> _Requirement_
Check every line below for the word "heart" and copy each one that has it.

[Dataset items]

============================================================

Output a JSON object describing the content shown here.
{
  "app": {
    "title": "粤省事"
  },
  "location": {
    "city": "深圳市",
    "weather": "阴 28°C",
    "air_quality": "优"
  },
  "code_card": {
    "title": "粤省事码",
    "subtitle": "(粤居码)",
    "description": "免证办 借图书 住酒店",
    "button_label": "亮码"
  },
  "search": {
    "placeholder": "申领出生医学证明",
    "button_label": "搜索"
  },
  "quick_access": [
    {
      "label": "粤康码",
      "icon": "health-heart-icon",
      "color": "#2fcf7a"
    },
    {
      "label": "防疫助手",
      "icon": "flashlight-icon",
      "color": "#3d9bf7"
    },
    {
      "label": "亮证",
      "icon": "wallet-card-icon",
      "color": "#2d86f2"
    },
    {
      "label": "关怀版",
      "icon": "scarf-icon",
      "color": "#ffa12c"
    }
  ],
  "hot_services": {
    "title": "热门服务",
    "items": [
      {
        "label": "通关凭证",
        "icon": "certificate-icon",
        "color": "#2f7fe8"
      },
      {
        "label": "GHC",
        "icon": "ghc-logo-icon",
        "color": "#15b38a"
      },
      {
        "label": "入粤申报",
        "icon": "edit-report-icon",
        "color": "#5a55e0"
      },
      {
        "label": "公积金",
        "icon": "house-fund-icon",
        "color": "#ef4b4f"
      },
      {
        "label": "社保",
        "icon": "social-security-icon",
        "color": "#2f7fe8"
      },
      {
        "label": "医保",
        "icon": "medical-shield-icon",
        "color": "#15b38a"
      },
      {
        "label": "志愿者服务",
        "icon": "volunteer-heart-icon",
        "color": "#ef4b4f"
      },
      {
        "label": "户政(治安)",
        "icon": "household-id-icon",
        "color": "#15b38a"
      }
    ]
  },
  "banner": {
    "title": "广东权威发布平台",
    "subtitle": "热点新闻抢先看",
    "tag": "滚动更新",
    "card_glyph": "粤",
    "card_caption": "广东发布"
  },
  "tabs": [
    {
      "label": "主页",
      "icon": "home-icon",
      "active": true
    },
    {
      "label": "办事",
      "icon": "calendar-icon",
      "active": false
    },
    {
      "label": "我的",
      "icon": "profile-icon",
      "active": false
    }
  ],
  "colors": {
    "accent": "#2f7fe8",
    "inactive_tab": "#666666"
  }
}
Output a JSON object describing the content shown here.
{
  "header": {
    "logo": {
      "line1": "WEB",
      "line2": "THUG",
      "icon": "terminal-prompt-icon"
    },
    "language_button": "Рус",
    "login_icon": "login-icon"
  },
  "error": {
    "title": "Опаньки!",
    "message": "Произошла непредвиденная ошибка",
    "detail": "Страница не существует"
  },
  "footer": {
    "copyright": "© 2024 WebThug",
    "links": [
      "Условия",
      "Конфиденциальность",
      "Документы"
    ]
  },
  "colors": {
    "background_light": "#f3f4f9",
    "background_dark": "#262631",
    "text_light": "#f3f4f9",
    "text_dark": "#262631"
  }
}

============================================================

> _Complete answer_
      "icon": "health-heart-icon",
        "icon": "volunteer-heart-icon",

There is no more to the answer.